◆ EXERCISE DETAILS:
Return all the entries exactly, keeping pictures out.

═══ MATERIAL SHOWN ═══

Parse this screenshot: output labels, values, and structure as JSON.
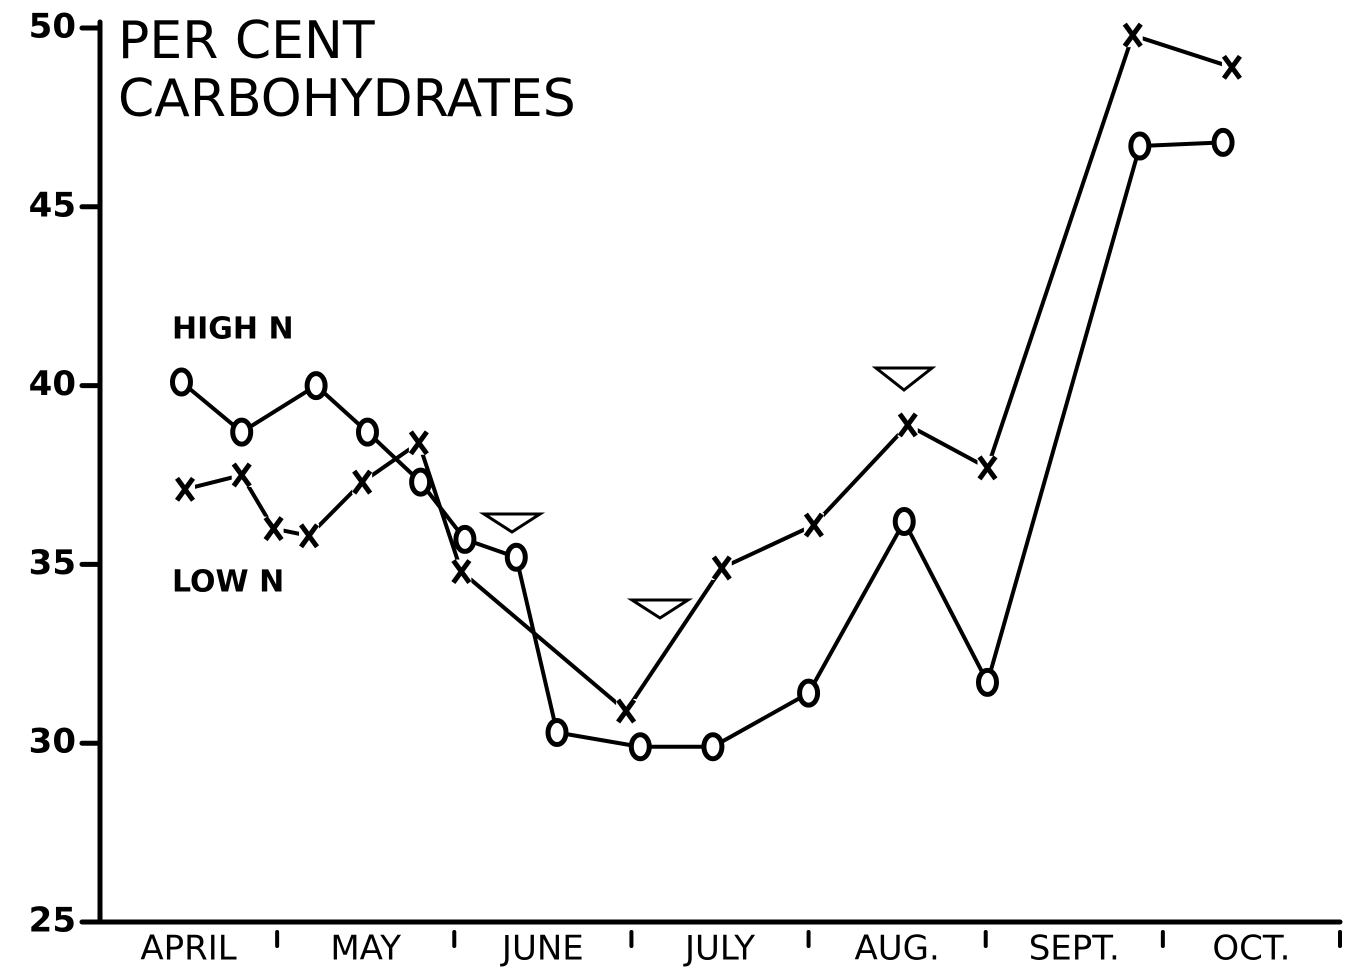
{
  "chart_data": {
    "type": "line",
    "title": [
      "PER CENT",
      "CARBOHYDRATES"
    ],
    "categories": [
      "APRIL",
      "MAY",
      "JUNE",
      "JULY",
      "AUG.",
      "SEPT.",
      "OCT."
    ],
    "xlim": [
      0,
      7
    ],
    "xticks": [
      1,
      2,
      3,
      4,
      5,
      6,
      7
    ],
    "ylim": [
      25,
      50
    ],
    "yticks": [
      25,
      30,
      35,
      40,
      45,
      50
    ],
    "grid": false,
    "series": [
      {
        "name": "HIGH N",
        "marker": "o",
        "color": "#000000",
        "x": [
          0.46,
          0.8,
          1.22,
          1.51,
          1.81,
          2.06,
          2.35,
          2.58,
          3.05,
          3.46,
          4.0,
          4.54,
          5.01,
          5.87,
          6.34
        ],
        "values": [
          40.1,
          38.7,
          40.0,
          38.7,
          37.3,
          35.7,
          35.2,
          30.3,
          29.9,
          29.9,
          31.4,
          36.2,
          31.7,
          46.7,
          46.8
        ]
      },
      {
        "name": "LOW N",
        "marker": "x",
        "color": "#000000",
        "x": [
          0.48,
          0.8,
          0.98,
          1.18,
          1.48,
          1.8,
          2.04,
          2.97,
          3.51,
          4.03,
          4.56,
          5.01,
          5.83,
          6.39
        ],
        "values": [
          37.1,
          37.5,
          36.0,
          35.8,
          37.3,
          38.4,
          34.8,
          30.9,
          34.9,
          36.1,
          38.9,
          37.7,
          49.8,
          48.9
        ]
      }
    ]
  }
}
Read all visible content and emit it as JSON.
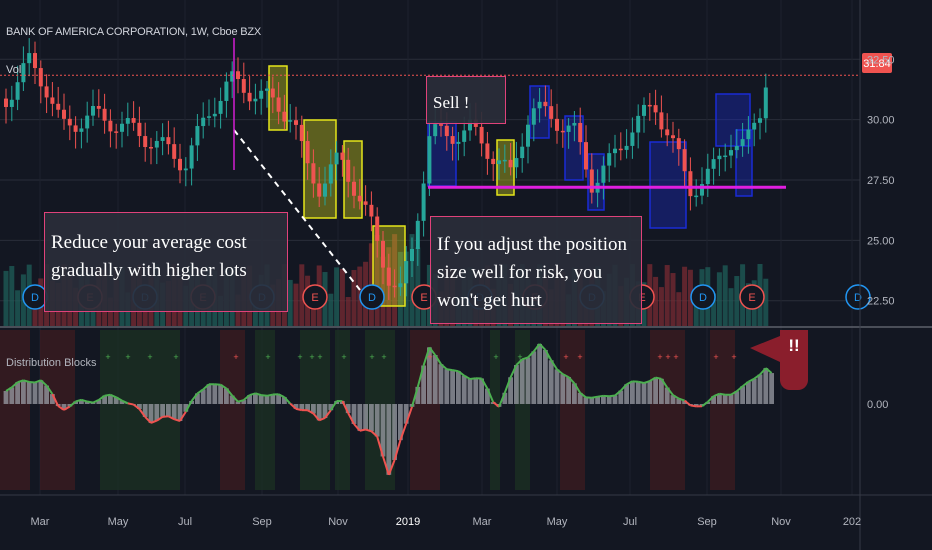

═══

◆ EXPECTED OUTPUT:
Parse this screenshot: output labels, values, and structure as JSON.
{
  "chart_data": {
    "type": "line",
    "title": [
      "PER CENT",
      "CARBOHYDRATES"
    ],
    "categories": [
      "APRIL",
      "MAY",
      "JUNE",
      "JULY",
      "AUG.",
      "SEPT.",
      "OCT."
    ],
    "xlim": [
      0,
      7
    ],
    "xticks": [
      1,
      2,
      3,
      4,
      5,
      6,
      7
    ],
    "ylim": [
      25,
      50
    ],
    "yticks": [
      25,
      30,
      35,
      40,
      45,
      50
    ],
    "grid": false,
    "series": [
      {
        "name": "HIGH N",
        "marker": "o",
        "color": "#000000",
        "x": [
          0.46,
          0.8,
          1.22,
          1.51,
          1.81,
          2.06,
          2.35,
          2.58,
          3.05,
          3.46,
          4.0,
          4.54,
          5.01,
          5.87,
          6.34
        ],
        "values": [
          40.1,
          38.7,
          40.0,
          38.7,
          37.3,
          35.7,
          35.2,
          30.3,
          29.9,
          29.9,
          31.4,
          36.2,
          31.7,
          46.7,
          46.8
        ]
      },
      {
        "name": "LOW N",
        "marker": "x",
        "color": "#000000",
        "x": [
          0.48,
          0.8,
          0.98,
          1.18,
          1.48,
          1.8,
          2.04,
          2.97,
          3.51,
          4.03,
          4.56,
          5.01,
          5.83,
          6.39
        ],
        "values": [
          37.1,
          37.5,
          36.0,
          35.8,
          37.3,
          38.4,
          34.8,
          30.9,
          34.9,
          36.1,
          38.9,
          37.7,
          49.8,
          48.9
        ]
      }
    ]
  }
}
Read all visible content and emit it as JSON.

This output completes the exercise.